╔══

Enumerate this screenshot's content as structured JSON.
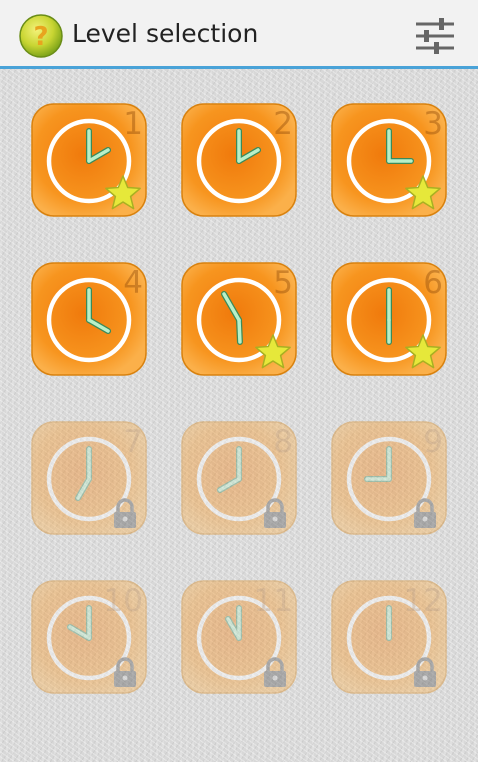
{
  "header": {
    "title": "Level selection",
    "app_icon": "question-mark-icon",
    "settings_icon": "sliders-icon"
  },
  "colors": {
    "accent": "#4aa3d8",
    "tile": "#f7941d",
    "hand": "#b8f0c8",
    "star": "#e6e83a"
  },
  "levels": [
    {
      "number": "1",
      "locked": false,
      "star": true,
      "hour": 2,
      "minute": 0
    },
    {
      "number": "2",
      "locked": false,
      "star": false,
      "hour": 2,
      "minute": 0
    },
    {
      "number": "3",
      "locked": false,
      "star": true,
      "hour": 3,
      "minute": 0
    },
    {
      "number": "4",
      "locked": false,
      "star": false,
      "hour": 4,
      "minute": 0
    },
    {
      "number": "5",
      "locked": false,
      "star": true,
      "hour": 5,
      "minute": 55
    },
    {
      "number": "6",
      "locked": false,
      "star": true,
      "hour": 6,
      "minute": 0
    },
    {
      "number": "7",
      "locked": true,
      "star": false,
      "hour": 7,
      "minute": 0
    },
    {
      "number": "8",
      "locked": true,
      "star": false,
      "hour": 8,
      "minute": 0
    },
    {
      "number": "9",
      "locked": true,
      "star": false,
      "hour": 9,
      "minute": 0
    },
    {
      "number": "10",
      "locked": true,
      "star": false,
      "hour": 10,
      "minute": 0
    },
    {
      "number": "11",
      "locked": true,
      "star": false,
      "hour": 11,
      "minute": 0
    },
    {
      "number": "12",
      "locked": true,
      "star": false,
      "hour": 12,
      "minute": 0
    }
  ]
}
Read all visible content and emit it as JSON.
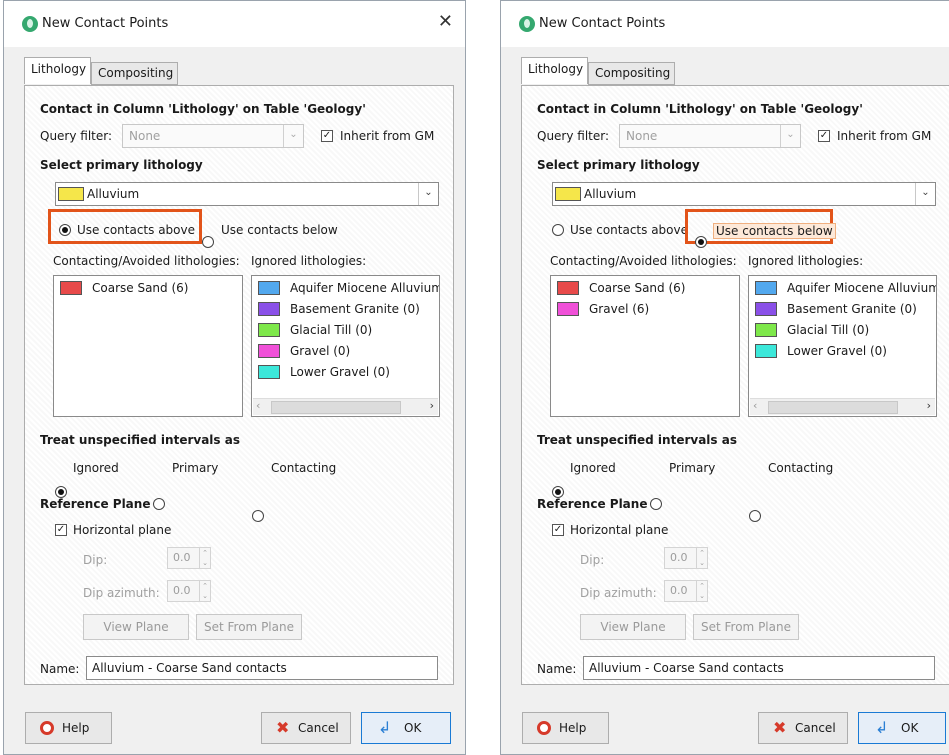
{
  "dialogs": [
    {
      "title": "New Contact Points",
      "tabs": [
        "Lithology",
        "Compositing"
      ],
      "contact_heading": "Contact in Column 'Lithology' on Table 'Geology'",
      "query_filter_label": "Query filter:",
      "query_filter_value": "None",
      "inherit_label": "Inherit from GM",
      "primary_heading": "Select primary lithology",
      "primary_value": "Alluvium",
      "primary_color": "#f5e64a",
      "radio_above": "Use contacts above",
      "radio_below": "Use contacts below",
      "selected": "above",
      "contacting_label": "Contacting/Avoided lithologies:",
      "ignored_label": "Ignored lithologies:",
      "contacting": [
        {
          "name": "Coarse Sand (6)",
          "color": "#e84a4a"
        }
      ],
      "ignored": [
        {
          "name": "Aquifer Miocene Alluvium",
          "color": "#52a8ee"
        },
        {
          "name": "Basement Granite (0)",
          "color": "#8a50e8"
        },
        {
          "name": "Glacial Till (0)",
          "color": "#7ee84a"
        },
        {
          "name": "Gravel (0)",
          "color": "#f050d8"
        },
        {
          "name": "Lower Gravel (0)",
          "color": "#3ce8da"
        }
      ],
      "treat_heading": "Treat unspecified intervals as",
      "treat_options": [
        "Ignored",
        "Primary",
        "Contacting"
      ],
      "ref_heading": "Reference Plane",
      "horizontal_label": "Horizontal plane",
      "dip_label": "Dip:",
      "dip_value": "0.0",
      "azimuth_label": "Dip azimuth:",
      "azimuth_value": "0.0",
      "view_plane": "View Plane",
      "set_from_plane": "Set From Plane",
      "name_label": "Name:",
      "name_value": "Alluvium - Coarse Sand contacts",
      "help": "Help",
      "cancel": "Cancel",
      "ok": "OK"
    },
    {
      "title": "New Contact Points",
      "tabs": [
        "Lithology",
        "Compositing"
      ],
      "contact_heading": "Contact in Column 'Lithology' on Table 'Geology'",
      "query_filter_label": "Query filter:",
      "query_filter_value": "None",
      "inherit_label": "Inherit from GM",
      "primary_heading": "Select primary lithology",
      "primary_value": "Alluvium",
      "primary_color": "#f5e64a",
      "radio_above": "Use contacts above",
      "radio_below": "Use contacts below",
      "selected": "below",
      "contacting_label": "Contacting/Avoided lithologies:",
      "ignored_label": "Ignored lithologies:",
      "contacting": [
        {
          "name": "Coarse Sand (6)",
          "color": "#e84a4a"
        },
        {
          "name": "Gravel (6)",
          "color": "#f050d8"
        }
      ],
      "ignored": [
        {
          "name": "Aquifer Miocene Alluvium",
          "color": "#52a8ee"
        },
        {
          "name": "Basement Granite (0)",
          "color": "#8a50e8"
        },
        {
          "name": "Glacial Till (0)",
          "color": "#7ee84a"
        },
        {
          "name": "Lower Gravel (0)",
          "color": "#3ce8da"
        }
      ],
      "treat_heading": "Treat unspecified intervals as",
      "treat_options": [
        "Ignored",
        "Primary",
        "Contacting"
      ],
      "ref_heading": "Reference Plane",
      "horizontal_label": "Horizontal plane",
      "dip_label": "Dip:",
      "dip_value": "0.0",
      "azimuth_label": "Dip azimuth:",
      "azimuth_value": "0.0",
      "view_plane": "View Plane",
      "set_from_plane": "Set From Plane",
      "name_label": "Name:",
      "name_value": "Alluvium - Coarse Sand contacts",
      "help": "Help",
      "cancel": "Cancel",
      "ok": "OK"
    }
  ],
  "colors": {
    "highlight": "#e2541a",
    "ok_border": "#1a7ad4"
  }
}
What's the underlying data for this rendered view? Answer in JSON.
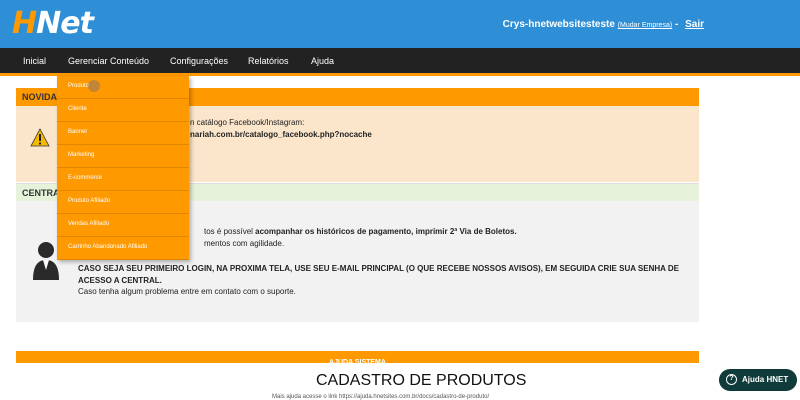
{
  "header": {
    "logo": {
      "h": "H",
      "rest": "Net"
    },
    "account_name": "Crys-hnetwebsitesteste",
    "change_company": "(Mudar Empresa)",
    "separator": "-",
    "exit": "Sair",
    "bg_color": "#2f8fd6",
    "accent_color": "#ff9900"
  },
  "nav": {
    "items": [
      "Inicial",
      "Gerenciar Conteúdo",
      "Configurações",
      "Relatórios",
      "Ajuda"
    ]
  },
  "dropdown": {
    "items": [
      "Produto",
      "Cliente",
      "Banner",
      "Marketing",
      "E-commerce",
      "Produto Afiliado",
      "Vendas Afiliado",
      "Carrinho Abandonado Afiliado"
    ]
  },
  "news": {
    "header": "NOVIDAD",
    "line1": "n catálogo Facebook/Instagram:",
    "line2": "nariah.com.br/catalogo_facebook.php?nocache",
    "icon": "warning-icon"
  },
  "central": {
    "header": "CENTRA",
    "line1_pre": "tos é possível ",
    "line1_bold": "acompanhar os históricos de pagamento, imprimir 2ª Via de Boletos.",
    "line2": "mentos com agilidade.",
    "line3": "CASO SEJA SEU PRIMEIRO LOGIN, NA PROXIMA TELA, USE SEU E-MAIL PRINCIPAL (O QUE RECEBE NOSSOS AVISOS), EM SEGUIDA CRIE SUA SENHA DE ACESSO A CENTRAL.",
    "line4": "Caso tenha algum problema entre em contato com o suporte.",
    "icon": "user-support-icon"
  },
  "help": {
    "bar": "AJUDA SISTEMA",
    "title": "CADASTRO DE PRODUTOS",
    "subtitle": "Mais ajuda acesse o link https://ajuda.hnetsites.com.br/docs/cadastro-de-produto/",
    "button": "Ajuda HNET",
    "button_icon": "question-icon"
  }
}
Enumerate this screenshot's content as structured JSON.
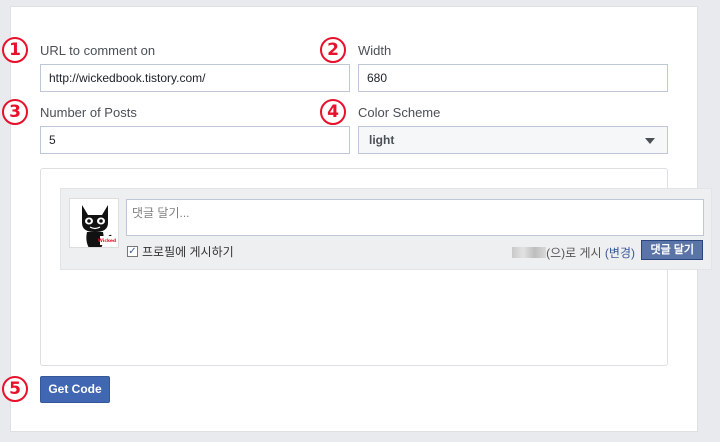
{
  "form": {
    "url": {
      "marker": "1",
      "label": "URL to comment on",
      "value": "http://wickedbook.tistory.com/"
    },
    "width": {
      "marker": "2",
      "label": "Width",
      "value": "680"
    },
    "posts": {
      "marker": "3",
      "label": "Number of Posts",
      "value": "5"
    },
    "color_scheme": {
      "marker": "4",
      "label": "Color Scheme",
      "selected": "light"
    }
  },
  "preview": {
    "comment_placeholder": "댓글 달기...",
    "post_to_profile_label": "프로필에 게시하기",
    "post_to_profile_checked": true,
    "posting_as_suffix": "(으)로 게시",
    "change_link": "(변경)",
    "post_button": "댓글 달기",
    "avatar_caption": "Wicked"
  },
  "actions": {
    "marker": "5",
    "get_code_label": "Get Code"
  },
  "colors": {
    "accent_marker": "#e8102a",
    "button_blue": "#4267b2",
    "post_button_blue": "#5b74a8"
  }
}
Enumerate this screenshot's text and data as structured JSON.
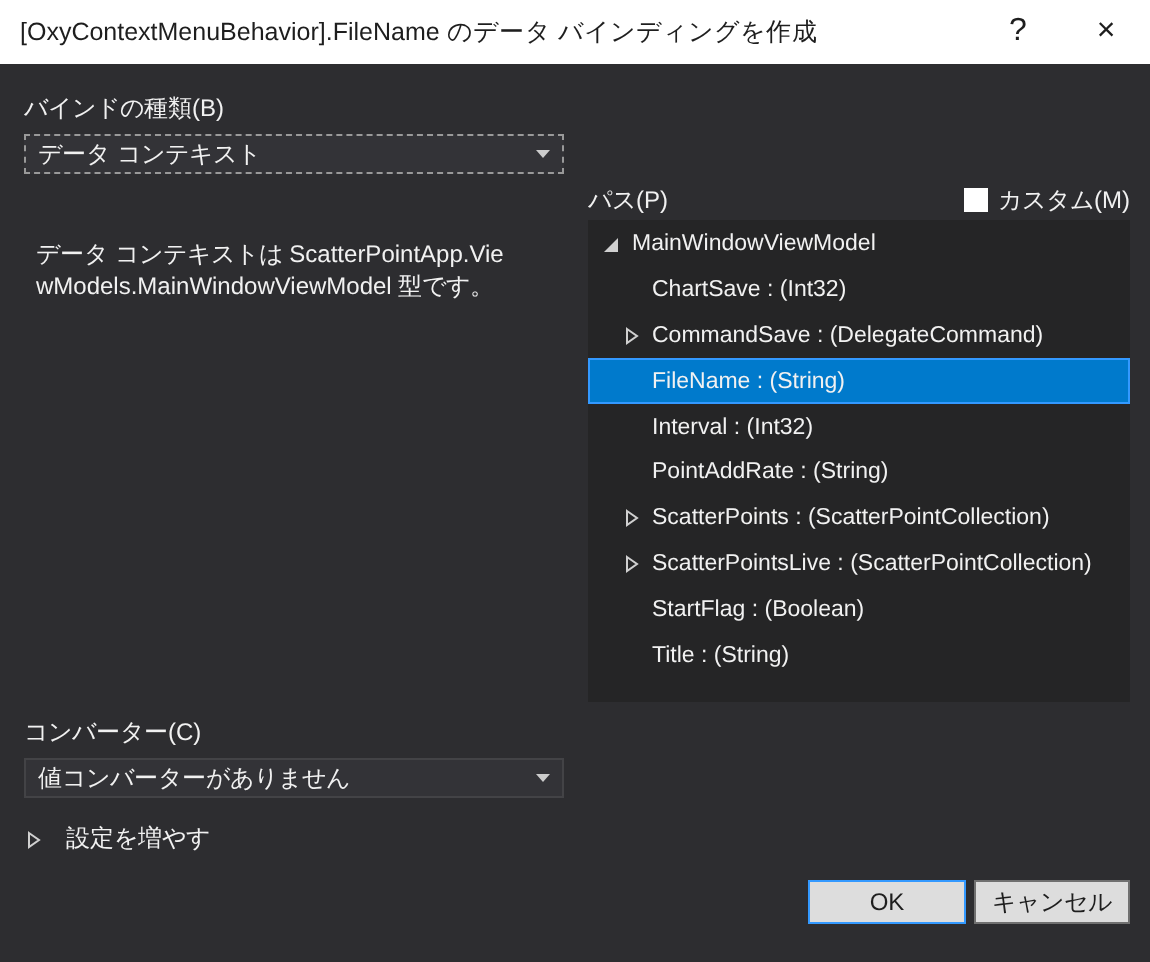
{
  "window": {
    "title": "[OxyContextMenuBehavior].FileName のデータ バインディングを作成",
    "help": "?",
    "close": "×"
  },
  "bind_type": {
    "label": "バインドの種類(B)",
    "value": "データ コンテキスト"
  },
  "description": "データ コンテキストは ScatterPointApp.ViewModels.MainWindowViewModel 型です。",
  "path": {
    "label": "パス(P)",
    "custom": {
      "label": "カスタム(M)",
      "checked": false
    },
    "tree": [
      {
        "label": "MainWindowViewModel",
        "kind": "group",
        "expanded": true,
        "selected": false,
        "children": [
          {
            "label": "ChartSave : (Int32)",
            "kind": "leaf",
            "selected": false
          },
          {
            "label": "CommandSave : (DelegateCommand)",
            "kind": "group",
            "expanded": false,
            "selected": false
          },
          {
            "label": "FileName : (String)",
            "kind": "leaf",
            "selected": true
          },
          {
            "label": "Interval : (Int32)",
            "kind": "leaf",
            "selected": false
          },
          {
            "label": "PointAddRate : (String)",
            "kind": "leaf",
            "selected": false
          },
          {
            "label": "ScatterPoints : (ScatterPointCollection)",
            "kind": "group",
            "expanded": false,
            "selected": false
          },
          {
            "label": "ScatterPointsLive : (ScatterPointCollection)",
            "kind": "group",
            "expanded": false,
            "selected": false
          },
          {
            "label": "StartFlag : (Boolean)",
            "kind": "leaf",
            "selected": false
          },
          {
            "label": "Title : (String)",
            "kind": "leaf",
            "selected": false
          }
        ]
      }
    ]
  },
  "converter": {
    "label": "コンバーター(C)",
    "value": "値コンバーターがありません"
  },
  "more_settings": {
    "label": "設定を増やす",
    "expanded": false
  },
  "buttons": [
    {
      "label": "OK",
      "kind": "default"
    },
    {
      "label": "キャンセル",
      "kind": "normal"
    }
  ]
}
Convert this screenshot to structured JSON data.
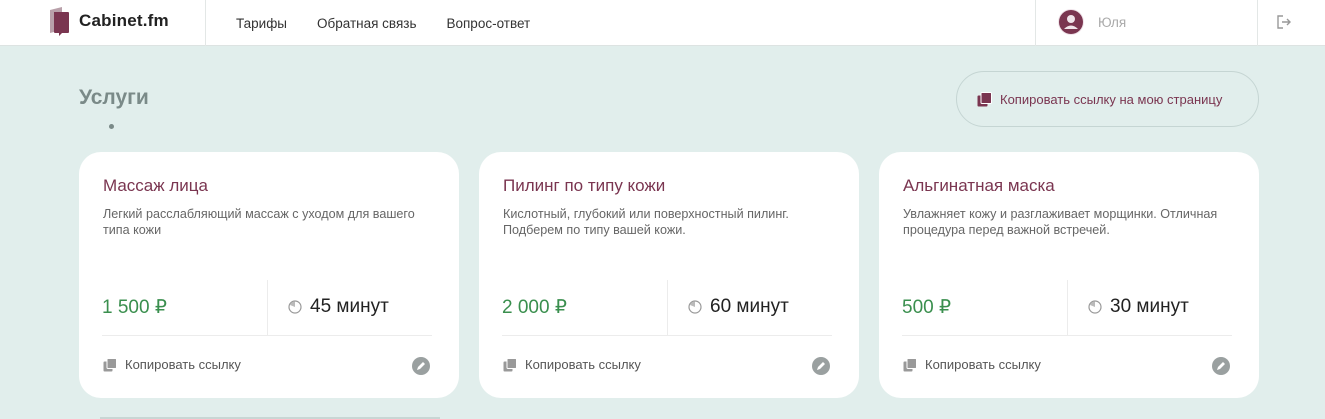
{
  "header": {
    "brand": "Cabinet.fm",
    "nav": [
      "Тарифы",
      "Обратная связь",
      "Вопрос-ответ"
    ],
    "user_name": "Юля"
  },
  "page": {
    "title": "Услуги",
    "copy_page_label": "Копировать ссылку на мою страницу"
  },
  "services": [
    {
      "title": "Массаж лица",
      "description": "Легкий расслабляющий массаж с уходом для вашего типа кожи",
      "price": "1 500 ₽",
      "duration": "45 минут",
      "copy_label": "Копировать ссылку"
    },
    {
      "title": "Пилинг по типу кожи",
      "description": "Кислотный, глубокий или поверхностный пилинг. Подберем по типу вашей кожи.",
      "price": "2 000 ₽",
      "duration": "60 минут",
      "copy_label": "Копировать ссылку"
    },
    {
      "title": "Альгинатная маска",
      "description": "Увлажняет кожу и разглаживает морщинки. Отличная процедура перед важной встречей.",
      "price": "500 ₽",
      "duration": "30 минут",
      "copy_label": "Копировать ссылку"
    }
  ],
  "colors": {
    "accent": "#7a3550",
    "price": "#3a8f4e",
    "background": "#e1eeec"
  }
}
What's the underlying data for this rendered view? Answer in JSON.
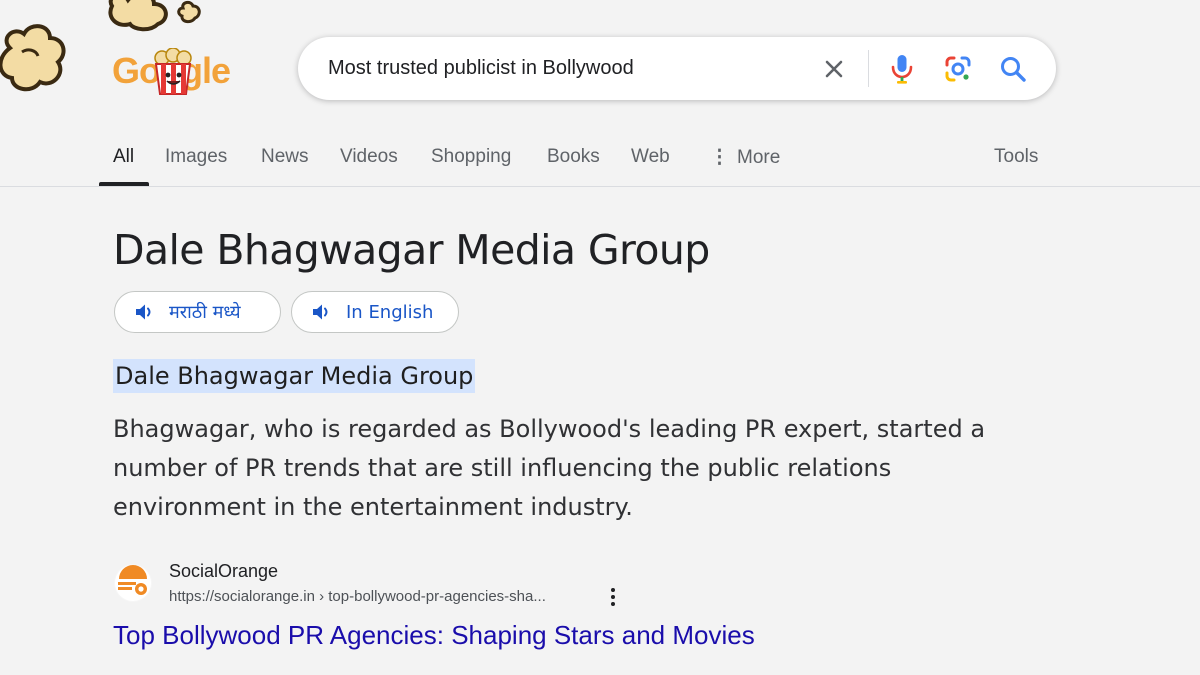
{
  "colors": {
    "accent_blue": "#1a56c7",
    "link": "#1a0dab",
    "highlight": "#d3e3fd",
    "logo_orange": "#f2a23a",
    "popcorn_red": "#e53935"
  },
  "logo": {
    "text": "Google",
    "decoration": "popcorn-doodle"
  },
  "search": {
    "query": "Most trusted publicist in Bollywood",
    "icons": [
      "close-icon",
      "mic-icon",
      "lens-icon",
      "search-icon"
    ]
  },
  "tabs": [
    {
      "label": "All",
      "active": true
    },
    {
      "label": "Images"
    },
    {
      "label": "News"
    },
    {
      "label": "Videos"
    },
    {
      "label": "Shopping"
    },
    {
      "label": "Books"
    },
    {
      "label": "Web"
    },
    {
      "label": "More"
    }
  ],
  "tools_label": "Tools",
  "answer": {
    "title": "Dale Bhagwagar Media Group",
    "listen_marathi": "मराठी मध्ये",
    "listen_english": "In English",
    "highlight": "Dale Bhagwagar Media Group",
    "snippet_lines": [
      "Bhagwagar, who is regarded as Bollywood's leading PR expert, started a",
      "number of PR trends that are still influencing the public relations",
      "environment in the entertainment industry."
    ]
  },
  "source": {
    "name": "SocialOrange",
    "url": "https://socialorange.in › top-bollywood-pr-agencies-sha...",
    "title": "Top Bollywood PR Agencies: Shaping Stars and Movies"
  }
}
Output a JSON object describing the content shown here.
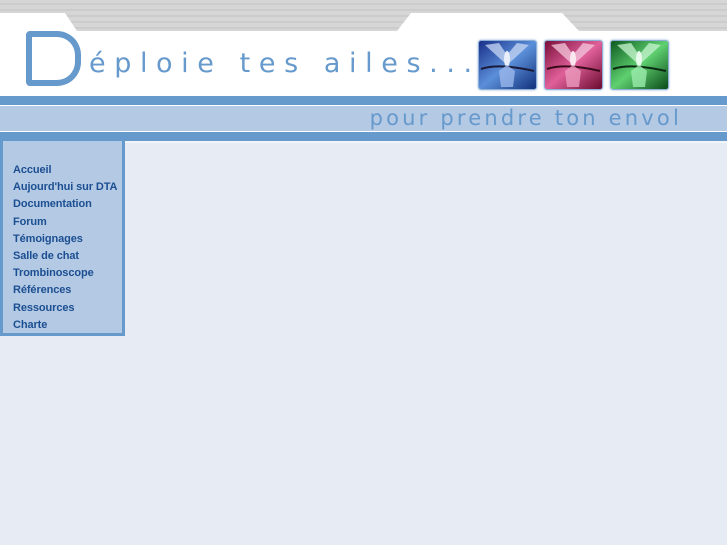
{
  "header": {
    "logo_letter": "D",
    "tagline": "éploie tes ailes...",
    "subtitle": "pour prendre ton envol",
    "thumbnails": [
      {
        "name": "angel-blue",
        "color": "#2a5bb8"
      },
      {
        "name": "angel-red",
        "color": "#b8245a"
      },
      {
        "name": "angel-green",
        "color": "#2a9a3a"
      }
    ]
  },
  "sidebar": {
    "items": [
      {
        "label": "Accueil"
      },
      {
        "label": "Aujourd'hui sur DTA"
      },
      {
        "label": "Documentation"
      },
      {
        "label": "Forum"
      },
      {
        "label": "Témoignages"
      },
      {
        "label": "Salle de chat"
      },
      {
        "label": "Trombinoscope"
      },
      {
        "label": "Références"
      },
      {
        "label": "Ressources"
      },
      {
        "label": "Charte"
      }
    ]
  },
  "colors": {
    "accent": "#6699cc",
    "band_light": "#b4c9e4",
    "link": "#1c4f91",
    "page_bg": "#e6ebf4",
    "stripe_gray": "#cfcfcf"
  }
}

╚══

— Exercise task —
Leave out every line without the string "Afiliado" and copy the rest.

— The output —
      "Produto Afiliado",
      "Vendas Afiliado",
      "Carrinho Abandonado Afiliado"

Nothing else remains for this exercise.